Written request. Your task is to quote the material that follows, in full and exactly.
— begin Given data —
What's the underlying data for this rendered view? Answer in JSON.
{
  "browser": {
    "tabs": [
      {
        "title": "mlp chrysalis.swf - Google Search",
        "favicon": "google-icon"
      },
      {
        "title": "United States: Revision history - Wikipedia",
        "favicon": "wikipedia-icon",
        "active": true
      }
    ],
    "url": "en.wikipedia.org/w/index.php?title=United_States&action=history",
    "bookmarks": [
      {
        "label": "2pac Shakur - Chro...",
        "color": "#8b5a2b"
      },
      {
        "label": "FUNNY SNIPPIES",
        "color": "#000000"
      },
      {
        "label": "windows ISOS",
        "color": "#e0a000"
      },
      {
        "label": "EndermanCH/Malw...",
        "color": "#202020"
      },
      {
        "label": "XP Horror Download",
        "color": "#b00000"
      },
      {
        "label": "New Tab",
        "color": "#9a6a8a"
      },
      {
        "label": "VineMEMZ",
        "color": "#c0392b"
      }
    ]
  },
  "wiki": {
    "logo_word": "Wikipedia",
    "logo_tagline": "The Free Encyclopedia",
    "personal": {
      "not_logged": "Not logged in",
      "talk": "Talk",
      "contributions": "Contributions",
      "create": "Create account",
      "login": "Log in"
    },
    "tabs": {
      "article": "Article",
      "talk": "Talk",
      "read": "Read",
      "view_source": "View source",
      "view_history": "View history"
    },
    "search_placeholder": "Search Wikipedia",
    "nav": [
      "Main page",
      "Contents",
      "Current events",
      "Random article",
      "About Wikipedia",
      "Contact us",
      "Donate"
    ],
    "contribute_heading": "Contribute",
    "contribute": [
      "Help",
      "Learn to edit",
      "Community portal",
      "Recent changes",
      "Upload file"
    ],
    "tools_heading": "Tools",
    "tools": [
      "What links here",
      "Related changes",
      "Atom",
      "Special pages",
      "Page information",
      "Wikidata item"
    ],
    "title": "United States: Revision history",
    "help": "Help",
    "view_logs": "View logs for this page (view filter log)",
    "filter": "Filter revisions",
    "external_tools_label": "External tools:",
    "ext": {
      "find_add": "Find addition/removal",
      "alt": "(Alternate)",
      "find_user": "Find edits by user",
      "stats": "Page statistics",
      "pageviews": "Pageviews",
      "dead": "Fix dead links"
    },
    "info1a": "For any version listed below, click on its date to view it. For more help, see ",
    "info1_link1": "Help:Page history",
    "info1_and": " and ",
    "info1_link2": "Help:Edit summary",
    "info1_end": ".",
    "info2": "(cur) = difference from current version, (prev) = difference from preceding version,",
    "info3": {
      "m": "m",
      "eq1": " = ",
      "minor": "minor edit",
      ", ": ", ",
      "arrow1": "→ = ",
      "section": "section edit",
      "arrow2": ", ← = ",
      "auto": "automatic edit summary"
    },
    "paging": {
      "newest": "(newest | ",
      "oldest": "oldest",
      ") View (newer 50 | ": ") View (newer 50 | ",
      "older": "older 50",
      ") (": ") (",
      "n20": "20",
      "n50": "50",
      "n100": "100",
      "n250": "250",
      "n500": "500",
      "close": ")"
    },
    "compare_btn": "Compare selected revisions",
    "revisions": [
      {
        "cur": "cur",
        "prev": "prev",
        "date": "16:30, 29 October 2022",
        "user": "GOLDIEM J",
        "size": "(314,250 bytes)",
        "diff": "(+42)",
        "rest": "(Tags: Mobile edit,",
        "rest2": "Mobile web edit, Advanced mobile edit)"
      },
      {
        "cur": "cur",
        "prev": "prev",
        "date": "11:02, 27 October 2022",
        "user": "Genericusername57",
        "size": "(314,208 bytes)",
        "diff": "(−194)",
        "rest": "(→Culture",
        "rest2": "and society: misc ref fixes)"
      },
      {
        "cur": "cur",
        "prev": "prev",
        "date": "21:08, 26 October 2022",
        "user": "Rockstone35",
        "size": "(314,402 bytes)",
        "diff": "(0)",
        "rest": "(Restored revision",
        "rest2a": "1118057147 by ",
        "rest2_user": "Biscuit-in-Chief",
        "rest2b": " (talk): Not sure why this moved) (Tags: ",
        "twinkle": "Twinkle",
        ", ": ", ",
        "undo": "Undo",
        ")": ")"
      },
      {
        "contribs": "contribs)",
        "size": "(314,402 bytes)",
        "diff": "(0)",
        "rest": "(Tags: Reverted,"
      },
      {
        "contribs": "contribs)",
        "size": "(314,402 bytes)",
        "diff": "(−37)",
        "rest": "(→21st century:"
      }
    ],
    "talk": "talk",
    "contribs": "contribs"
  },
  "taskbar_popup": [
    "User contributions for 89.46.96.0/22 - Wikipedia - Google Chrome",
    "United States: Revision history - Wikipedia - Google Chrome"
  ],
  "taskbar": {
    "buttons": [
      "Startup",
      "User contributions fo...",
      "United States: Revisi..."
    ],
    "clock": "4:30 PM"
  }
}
— end Given data —
Exercise response.
What's the underlying data for this rendered view? Answer in JSON.
{
  "browser": {
    "tabs": [
      {
        "title": "mlp chrysalis.swf - Google Search",
        "favicon": "google-icon"
      },
      {
        "title": "United States: Revision history - Wikipedia",
        "favicon": "wikipedia-icon",
        "active": true
      }
    ],
    "url": "en.wikipedia.org/w/index.php?title=United_States&action=history",
    "bookmarks": [
      {
        "label": "2pac Shakur - Chro...",
        "color": "#8b5a2b"
      },
      {
        "label": "FUNNY SNIPPIES",
        "color": "#000000"
      },
      {
        "label": "windows ISOS",
        "color": "#e0a000"
      },
      {
        "label": "EndermanCH/Malw...",
        "color": "#202020"
      },
      {
        "label": "XP Horror Download",
        "color": "#b00000"
      },
      {
        "label": "New Tab",
        "color": "#9a6a8a"
      },
      {
        "label": "VineMEMZ",
        "color": "#c0392b"
      }
    ]
  },
  "wiki": {
    "logo_word": "Wikipedia",
    "logo_tagline": "The Free Encyclopedia",
    "personal": {
      "not_logged": "Not logged in",
      "talk": "Talk",
      "contributions": "Contributions",
      "create": "Create account",
      "login": "Log in"
    },
    "tabs": {
      "article": "Article",
      "talk": "Talk",
      "read": "Read",
      "view_source": "View source",
      "view_history": "View history"
    },
    "search_placeholder": "Search Wikipedia",
    "nav": [
      "Main page",
      "Contents",
      "Current events",
      "Random article",
      "About Wikipedia",
      "Contact us",
      "Donate"
    ],
    "contribute_heading": "Contribute",
    "contribute": [
      "Help",
      "Learn to edit",
      "Community portal",
      "Recent changes",
      "Upload file"
    ],
    "tools_heading": "Tools",
    "tools": [
      "What links here",
      "Related changes",
      "Atom",
      "Special pages",
      "Page information",
      "Wikidata item"
    ],
    "title": "United States: Revision history",
    "help": "Help",
    "view_logs": "View logs for this page (view filter log)",
    "filter": "Filter revisions",
    "external_tools_label": "External tools:",
    "ext": {
      "find_add": "Find addition/removal",
      "alt": "(Alternate)",
      "find_user": "Find edits by user",
      "stats": "Page statistics",
      "pageviews": "Pageviews",
      "dead": "Fix dead links"
    },
    "info1a": "For any version listed below, click on its date to view it. For more help, see ",
    "info1_link1": "Help:Page history",
    "info1_and": " and ",
    "info1_link2": "Help:Edit summary",
    "info1_end": ".",
    "info2": "(cur) = difference from current version, (prev) = difference from preceding version,",
    "info3": {
      "m": "m",
      "eq1": " = ",
      "minor": "minor edit",
      ", ": ", ",
      "arrow1": "→ = ",
      "section": "section edit",
      "arrow2": ", ← = ",
      "auto": "automatic edit summary"
    },
    "paging": {
      "newest": "(newest | ",
      "oldest": "oldest",
      ") View (newer 50 | ": ") View (newer 50 | ",
      "older": "older 50",
      ") (": ") (",
      "n20": "20",
      "n50": "50",
      "n100": "100",
      "n250": "250",
      "n500": "500",
      "close": ")"
    },
    "compare_btn": "Compare selected revisions",
    "revisions": [
      {
        "cur": "cur",
        "prev": "prev",
        "date": "16:30, 29 October 2022",
        "user": "GOLDIEM J",
        "size": "(314,250 bytes)",
        "diff": "(+42)",
        "rest": "(Tags: Mobile edit,",
        "rest2": "Mobile web edit, Advanced mobile edit)"
      },
      {
        "cur": "cur",
        "prev": "prev",
        "date": "11:02, 27 October 2022",
        "user": "Genericusername57",
        "size": "(314,208 bytes)",
        "diff": "(−194)",
        "rest": "(→Culture",
        "rest2": "and society: misc ref fixes)"
      },
      {
        "cur": "cur",
        "prev": "prev",
        "date": "21:08, 26 October 2022",
        "user": "Rockstone35",
        "size": "(314,402 bytes)",
        "diff": "(0)",
        "rest": "(Restored revision",
        "rest2a": "1118057147 by ",
        "rest2_user": "Biscuit-in-Chief",
        "rest2b": " (talk): Not sure why this moved) (Tags: ",
        "twinkle": "Twinkle",
        ", ": ", ",
        "undo": "Undo",
        ")": ")"
      },
      {
        "contribs": "contribs)",
        "size": "(314,402 bytes)",
        "diff": "(0)",
        "rest": "(Tags: Reverted,"
      },
      {
        "contribs": "contribs)",
        "size": "(314,402 bytes)",
        "diff": "(−37)",
        "rest": "(→21st century:"
      }
    ],
    "talk": "talk",
    "contribs": "contribs"
  },
  "taskbar_popup": [
    "User contributions for 89.46.96.0/22 - Wikipedia - Google Chrome",
    "United States: Revision history - Wikipedia - Google Chrome"
  ],
  "taskbar": {
    "buttons": [
      "Startup",
      "User contributions fo...",
      "United States: Revisi..."
    ],
    "clock": "4:30 PM"
  }
}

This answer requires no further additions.